═══ Quoted text

As the injury to the complainant, in whose favor the injunction was granted, gives a remedial character to the contempt proceeding, and as the punishment is to secure to the complainant the right which the court has awarded him (see Bessette v. W. B. Conkey Co., 194 U. S. 324, 328, 329, 24 Sup. Čt. 665, 48 L. Ed. 997; Robinson on Patents, § 1219), I am of the opinion that, while the penalty should be such as will induce greater carefulness in the future, it should be measured by the amount of damage which the complainant has sustained through the defendant corporation's disobedience together with the costs and legal expenses incurred by the complainant upon this application. In case the amount cannot be agreed upon by counsel, the amount will be fixed upon further hearing.
An order may be entered accordingly.
O'CONNOR v. O'CONNOR et al.
(Circuit Court, W. D. Texas, San Antonio Division. July 18, 1906.)

══════
═══ Data excerpt

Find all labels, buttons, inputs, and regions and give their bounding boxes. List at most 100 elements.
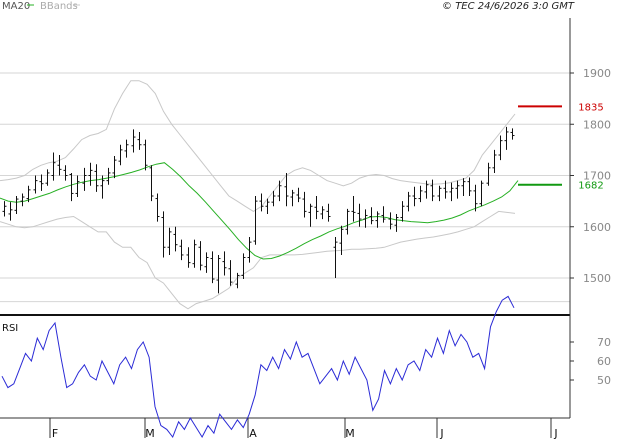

══════

• **Goals**:
a. In the court opinion, what happens if counsel cannot agree on the amount?
b. Copy the portion of the court opinion that begins at the words "As the injury" and stops after "O'CONNOR et al.".

• **Solution list**:
a. The amount will be fixed upon further hearing.

b.
As the injury to the complainant, in whose favor the injunction was granted, gives a remedial character to the contempt proceeding, and as the punishment is to secure to the complainant the right which the court has awarded him (see Bessette v. W. B. Conkey Co., 194 U. S. 324, 328, 329, 24 Sup. Čt. 665, 48 L. Ed. 997; Robinson on Patents, § 1219), I am of the opinion that, while the penalty should be such as will induce greater carefulness in the future, it should be measured by the amount of damage which the complainant has sustained through the defendant corporation's disobedience together with the costs and legal expenses incurred by the complainant upon this application. In case the amount cannot be agreed upon by counsel, the amount will be fixed upon further hearing.
An order may be entered accordingly.
O'CONNOR v. O'CONNOR et al.